• Page:
>> START
March 31, 2018

A place in the sun

In desperate search of the sun the Expat family flew in from Paris, Dubai and Geneva to reunite for a long weekend in Ibiza. Much to our surprise the island season does not begin until May?!? It is a pleasure not being surrounded by tourists constantly and though we don’t exactly blend in we have a good gang of friends that make us feel at home.

And since it’s a bit too chilly to lie on the beach and the wind is so strong it practically blows you off the cliffs, the only alternative is to enjoy the delicious food along with the exquisite company and memorable sunsets. Viva Ibiza!

March 28, 2018

A quick flight back home

When your friend celebrates a big birthday there are no excuses not to party, no matter how far away she lives. Friendship is a precious gift and life is worth celebrating.

With that in mind I travelled to Lugano from Paris for a weekend and treated myself to flying straight to Ticino with SWISS rather than the usual easyjet to Milano Malpensa and then having to trek up from Italy. And what a treat it was...

Taking Switzerland with me from now on...

A little treat from the Lugano tourist office... a traditional Easter "colomba" nicely wrapped up in a mini-suitcase! Ready for take-off!

A spectacular bird's view onto Lugano.

Silserli und Süessmost... the chocolate was eaten before taking off.

Sunset over Lago Ceresio bordering with Italy.
>> END
• Excerpted data:
>> START
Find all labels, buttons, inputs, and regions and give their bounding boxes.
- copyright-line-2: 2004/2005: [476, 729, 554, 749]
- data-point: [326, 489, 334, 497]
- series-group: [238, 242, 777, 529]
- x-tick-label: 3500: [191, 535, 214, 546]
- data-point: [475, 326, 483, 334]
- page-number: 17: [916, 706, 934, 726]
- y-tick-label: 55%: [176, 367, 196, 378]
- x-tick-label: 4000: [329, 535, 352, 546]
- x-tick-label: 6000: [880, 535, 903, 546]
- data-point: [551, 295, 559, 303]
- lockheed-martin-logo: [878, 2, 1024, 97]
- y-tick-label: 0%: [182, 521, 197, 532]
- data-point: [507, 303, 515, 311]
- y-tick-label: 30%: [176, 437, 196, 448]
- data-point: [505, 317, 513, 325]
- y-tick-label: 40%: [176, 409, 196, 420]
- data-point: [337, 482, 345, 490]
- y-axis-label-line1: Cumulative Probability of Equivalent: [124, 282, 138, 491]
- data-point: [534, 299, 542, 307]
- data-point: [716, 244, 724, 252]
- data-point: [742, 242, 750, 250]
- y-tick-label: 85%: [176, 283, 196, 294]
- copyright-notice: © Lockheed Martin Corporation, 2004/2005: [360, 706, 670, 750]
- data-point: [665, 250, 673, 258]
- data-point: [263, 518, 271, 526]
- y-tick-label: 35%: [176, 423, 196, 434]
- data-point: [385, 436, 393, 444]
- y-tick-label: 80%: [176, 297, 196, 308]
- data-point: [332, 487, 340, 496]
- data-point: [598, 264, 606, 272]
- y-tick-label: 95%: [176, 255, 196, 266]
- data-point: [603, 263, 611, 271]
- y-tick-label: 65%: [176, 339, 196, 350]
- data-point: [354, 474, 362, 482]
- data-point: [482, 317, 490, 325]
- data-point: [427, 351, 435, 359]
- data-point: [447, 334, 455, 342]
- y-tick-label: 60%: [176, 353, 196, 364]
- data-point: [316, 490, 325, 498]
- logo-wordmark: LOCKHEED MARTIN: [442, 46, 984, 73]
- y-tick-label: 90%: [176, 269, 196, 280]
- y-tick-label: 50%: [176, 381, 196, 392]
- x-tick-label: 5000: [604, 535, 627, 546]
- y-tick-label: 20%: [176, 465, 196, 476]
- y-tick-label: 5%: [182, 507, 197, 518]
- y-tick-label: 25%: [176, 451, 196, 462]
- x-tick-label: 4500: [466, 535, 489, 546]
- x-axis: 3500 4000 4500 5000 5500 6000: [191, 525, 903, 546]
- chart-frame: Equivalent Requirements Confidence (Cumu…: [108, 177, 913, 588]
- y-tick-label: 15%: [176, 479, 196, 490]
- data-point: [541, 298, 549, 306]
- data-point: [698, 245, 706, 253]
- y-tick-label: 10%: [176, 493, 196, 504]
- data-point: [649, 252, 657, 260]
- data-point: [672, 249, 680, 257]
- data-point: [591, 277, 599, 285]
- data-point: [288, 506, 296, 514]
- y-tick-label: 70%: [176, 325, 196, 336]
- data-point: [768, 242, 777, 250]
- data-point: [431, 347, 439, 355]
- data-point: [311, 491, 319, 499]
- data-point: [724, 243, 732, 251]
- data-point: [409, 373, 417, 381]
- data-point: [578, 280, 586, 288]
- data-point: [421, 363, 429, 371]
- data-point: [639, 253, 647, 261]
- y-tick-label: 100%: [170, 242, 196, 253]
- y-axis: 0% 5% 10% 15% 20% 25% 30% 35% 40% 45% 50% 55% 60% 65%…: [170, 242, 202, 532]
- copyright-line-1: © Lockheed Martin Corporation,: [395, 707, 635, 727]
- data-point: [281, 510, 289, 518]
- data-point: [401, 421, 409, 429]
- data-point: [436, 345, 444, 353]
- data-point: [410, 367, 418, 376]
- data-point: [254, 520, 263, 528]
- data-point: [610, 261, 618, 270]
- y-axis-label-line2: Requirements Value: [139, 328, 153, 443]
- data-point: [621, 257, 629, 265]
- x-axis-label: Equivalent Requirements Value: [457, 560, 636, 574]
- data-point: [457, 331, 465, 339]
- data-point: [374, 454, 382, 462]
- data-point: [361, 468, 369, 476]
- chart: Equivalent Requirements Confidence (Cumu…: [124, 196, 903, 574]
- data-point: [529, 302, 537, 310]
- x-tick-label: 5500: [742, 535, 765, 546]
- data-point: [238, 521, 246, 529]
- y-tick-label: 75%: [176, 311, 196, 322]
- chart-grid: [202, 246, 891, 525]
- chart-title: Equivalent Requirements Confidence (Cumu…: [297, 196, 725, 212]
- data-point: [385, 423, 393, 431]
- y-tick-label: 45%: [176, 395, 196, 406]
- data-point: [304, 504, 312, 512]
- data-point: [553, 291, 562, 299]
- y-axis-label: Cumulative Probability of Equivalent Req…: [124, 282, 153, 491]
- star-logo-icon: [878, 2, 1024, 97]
>> END
• Prompt A: In the blog, which airline did the writer take from Paris to Ticino?
• Prompt B: Write out the part of the blog that opens with the words containing "A quick flight" and closes with "before taking off.".
• Prompt C: Translate this sentence from the blog into French: "Friendship is a precious gift and life is worth celebrating."

• Written solution A: SWISS

• Written solution B:
A quick flight back home

When your friend celebrates a big birthday there are no excuses not to party, no matter how far away she lives. Friendship is a precious gift and life is worth celebrating.

With that in mind I travelled to Lugano from Paris for a weekend and treated myself to flying straight to Ticino with SWISS rather than the usual easyjet to Milano Malpensa and then having to trek up from Italy. And what a treat it was...

Taking Switzerland with me from now on...

A little treat from the Lugano tourist office... a traditional Easter "colomba" nicely wrapped up in a mini-suitcase! Ready for take-off!

A spectacular bird's view onto Lugano.

Silserli und Süessmost... the chocolate was eaten before taking off.

• Written solution C: L'amitié est un cadeau précieux et la vie vaut la peine d'être célébrée.